§ **DATA LINES**
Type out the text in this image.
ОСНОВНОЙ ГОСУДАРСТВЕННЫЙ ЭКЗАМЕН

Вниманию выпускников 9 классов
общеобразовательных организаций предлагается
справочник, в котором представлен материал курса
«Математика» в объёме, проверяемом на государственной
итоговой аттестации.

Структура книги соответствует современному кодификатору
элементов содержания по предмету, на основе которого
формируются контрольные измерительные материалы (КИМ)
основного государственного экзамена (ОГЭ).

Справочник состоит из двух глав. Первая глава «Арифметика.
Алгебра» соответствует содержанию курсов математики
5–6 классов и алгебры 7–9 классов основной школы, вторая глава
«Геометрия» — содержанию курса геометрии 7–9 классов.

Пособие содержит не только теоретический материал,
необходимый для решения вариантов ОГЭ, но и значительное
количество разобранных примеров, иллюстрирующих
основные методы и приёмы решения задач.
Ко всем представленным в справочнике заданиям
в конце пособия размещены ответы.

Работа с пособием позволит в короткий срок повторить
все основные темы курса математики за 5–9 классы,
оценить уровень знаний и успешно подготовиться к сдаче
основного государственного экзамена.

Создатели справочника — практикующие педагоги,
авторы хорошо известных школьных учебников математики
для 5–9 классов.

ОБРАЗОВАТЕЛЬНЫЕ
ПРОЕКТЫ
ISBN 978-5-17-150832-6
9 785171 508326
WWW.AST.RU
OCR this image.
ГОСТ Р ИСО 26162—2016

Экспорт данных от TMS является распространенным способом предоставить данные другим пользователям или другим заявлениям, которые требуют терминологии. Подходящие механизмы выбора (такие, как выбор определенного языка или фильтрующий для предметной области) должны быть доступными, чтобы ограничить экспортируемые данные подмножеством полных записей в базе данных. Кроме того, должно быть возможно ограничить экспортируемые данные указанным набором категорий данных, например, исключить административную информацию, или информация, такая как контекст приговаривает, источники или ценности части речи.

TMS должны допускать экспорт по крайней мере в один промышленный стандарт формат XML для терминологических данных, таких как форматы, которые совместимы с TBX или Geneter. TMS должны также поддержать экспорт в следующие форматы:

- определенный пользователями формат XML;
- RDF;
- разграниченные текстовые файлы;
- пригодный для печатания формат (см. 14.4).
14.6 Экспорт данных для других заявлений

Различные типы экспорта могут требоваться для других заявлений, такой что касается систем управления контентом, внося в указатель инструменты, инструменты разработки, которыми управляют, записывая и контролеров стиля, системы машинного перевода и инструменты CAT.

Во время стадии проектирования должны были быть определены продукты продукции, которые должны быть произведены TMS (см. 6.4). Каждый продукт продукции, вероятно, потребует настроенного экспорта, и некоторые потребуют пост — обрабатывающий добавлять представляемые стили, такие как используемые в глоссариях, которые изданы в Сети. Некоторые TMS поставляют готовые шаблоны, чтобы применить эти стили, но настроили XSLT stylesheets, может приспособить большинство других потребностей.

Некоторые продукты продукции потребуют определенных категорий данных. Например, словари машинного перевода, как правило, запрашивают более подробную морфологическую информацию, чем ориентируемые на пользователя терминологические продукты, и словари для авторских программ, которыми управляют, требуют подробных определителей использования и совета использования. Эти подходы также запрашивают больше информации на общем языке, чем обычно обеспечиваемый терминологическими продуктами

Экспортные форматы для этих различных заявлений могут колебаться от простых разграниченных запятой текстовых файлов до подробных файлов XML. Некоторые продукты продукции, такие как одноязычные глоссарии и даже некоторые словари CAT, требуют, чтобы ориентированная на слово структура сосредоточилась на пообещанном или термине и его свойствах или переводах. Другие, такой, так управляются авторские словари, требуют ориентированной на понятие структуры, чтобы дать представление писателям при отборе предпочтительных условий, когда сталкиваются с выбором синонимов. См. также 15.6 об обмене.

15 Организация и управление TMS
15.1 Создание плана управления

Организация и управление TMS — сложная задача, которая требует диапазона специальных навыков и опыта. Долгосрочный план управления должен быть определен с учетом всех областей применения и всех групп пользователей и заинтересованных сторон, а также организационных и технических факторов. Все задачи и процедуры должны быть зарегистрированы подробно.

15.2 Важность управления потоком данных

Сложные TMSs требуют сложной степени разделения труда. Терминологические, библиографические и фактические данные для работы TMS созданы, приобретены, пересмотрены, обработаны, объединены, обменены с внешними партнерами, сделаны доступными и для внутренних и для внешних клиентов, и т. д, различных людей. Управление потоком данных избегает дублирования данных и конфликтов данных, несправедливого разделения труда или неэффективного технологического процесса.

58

§ **DIRECTIONS FOR THIS TASK**
Above are some records; extract every one of them exactly.

§ **TASK SOLUTION**
Type out the text in this image.
ОСНОВНОЙ ГОСУДАРСТВЕННЫЙ ЭКЗАМЕН

Вниманию выпускников 9 классов
общеобразовательных организаций предлагается
справочник, в котором представлен материал курса
«Математика» в объёме, проверяемом на государственной
итоговой аттестации.

Структура книги соответствует современному кодификатору
элементов содержания по предмету, на основе которого
формируются контрольные измерительные материалы (КИМ)
основного государственного экзамена (ОГЭ).

Справочник состоит из двух глав. Первая глава «Арифметика.
Алгебра» соответствует содержанию курсов математики
5–6 классов и алгебры 7–9 классов основной школы, вторая глава
«Геометрия» — содержанию курса геометрии 7–9 классов.

Пособие содержит не только теоретический материал,
необходимый для решения вариантов ОГЭ, но и значительное
количество разобранных примеров, иллюстрирующих
основные методы и приёмы решения задач.
Ко всем представленным в справочнике заданиям
в конце пособия размещены ответы.

Работа с пособием позволит в короткий срок повторить
все основные темы курса математики за 5–9 классы,
оценить уровень знаний и успешно подготовиться к сдаче
основного государственного экзамена.

Создатели справочника — практикующие педагоги,
авторы хорошо известных школьных учебников математики
для 5–9 классов.

ОБРАЗОВАТЕЛЬНЫЕ
ПРОЕКТЫ
ISBN 978-5-17-150832-6
9 785171 508326
WWW.AST.RU
OCR this image.
ГОСТ Р ИСО 26162—2016

Экспорт данных от TMS является распространенным способом предоставить данные другим пользователям или другим заявлениям, которые требуют терминологии. Подходящие механизмы выбора (такие, как выбор определенного языка или фильтрующий для предметной области) должны быть доступными, чтобы ограничить экспортируемые данные подмножеством полных записей в базе данных. Кроме того, должно быть возможно ограничить экспортируемые данные указанным набором категорий данных, например, исключить административную информацию, или информация, такая как контекст приговаривает, источники или ценности части речи.

TMS должны допускать экспорт по крайней мере в один промышленный стандарт формат XML для терминологических данных, таких как форматы, которые совместимы с TBX или Geneter. TMS должны также поддержать экспорт в следующие форматы:

- определенный пользователями формат XML;
- RDF;
- разграниченные текстовые файлы;
- пригодный для печатания формат (см. 14.4).
14.6 Экспорт данных для других заявлений

Различные типы экспорта могут требоваться для других заявлений, такой что касается систем управления контентом, внося в указатель инструменты, инструменты разработки, которыми управляют, записывая и контролеров стиля, системы машинного перевода и инструменты CAT.

Во время стадии проектирования должны были быть определены продукты продукции, которые должны быть произведены TMS (см. 6.4). Каждый продукт продукции, вероятно, потребует настроенного экспорта, и некоторые потребуют пост — обрабатывающий добавлять представляемые стили, такие как используемые в глоссариях, которые изданы в Сети. Некоторые TMS поставляют готовые шаблоны, чтобы применить эти стили, но настроили XSLT stylesheets, может приспособить большинство других потребностей.

Некоторые продукты продукции потребуют определенных категорий данных. Например, словари машинного перевода, как правило, запрашивают более подробную морфологическую информацию, чем ориентируемые на пользователя терминологические продукты, и словари для авторских программ, которыми управляют, требуют подробных определителей использования и совета использования. Эти подходы также запрашивают больше информации на общем языке, чем обычно обеспечиваемый терминологическими продуктами

Экспортные форматы для этих различных заявлений могут колебаться от простых разграниченных запятой текстовых файлов до подробных файлов XML. Некоторые продукты продукции, такие как одноязычные глоссарии и даже некоторые словари CAT, требуют, чтобы ориентированная на слово структура сосредоточилась на пообещанном или термине и его свойствах или переводах. Другие, такой, так управляются авторские словари, требуют ориентированной на понятие структуры, чтобы дать представление писателям при отборе предпочтительных условий, когда сталкиваются с выбором синонимов. См. также 15.6 об обмене.

15 Организация и управление TMS
15.1 Создание плана управления

Организация и управление TMS — сложная задача, которая требует диапазона специальных навыков и опыта. Долгосрочный план управления должен быть определен с учетом всех областей применения и всех групп пользователей и заинтересованных сторон, а также организационных и технических факторов. Все задачи и процедуры должны быть зарегистрированы подробно.

15.2 Важность управления потоком данных

Сложные TMSs требуют сложной степени разделения труда. Терминологические, библиографические и фактические данные для работы TMS созданы, приобретены, пересмотрены, обработаны, объединены, обменены с внешними партнерами, сделаны доступными и для внутренних и для внешних клиентов, и т. д, различных людей. Управление потоком данных избегает дублирования данных и конфликтов данных, несправедливого разделения труда или неэффективного технологического процесса.

58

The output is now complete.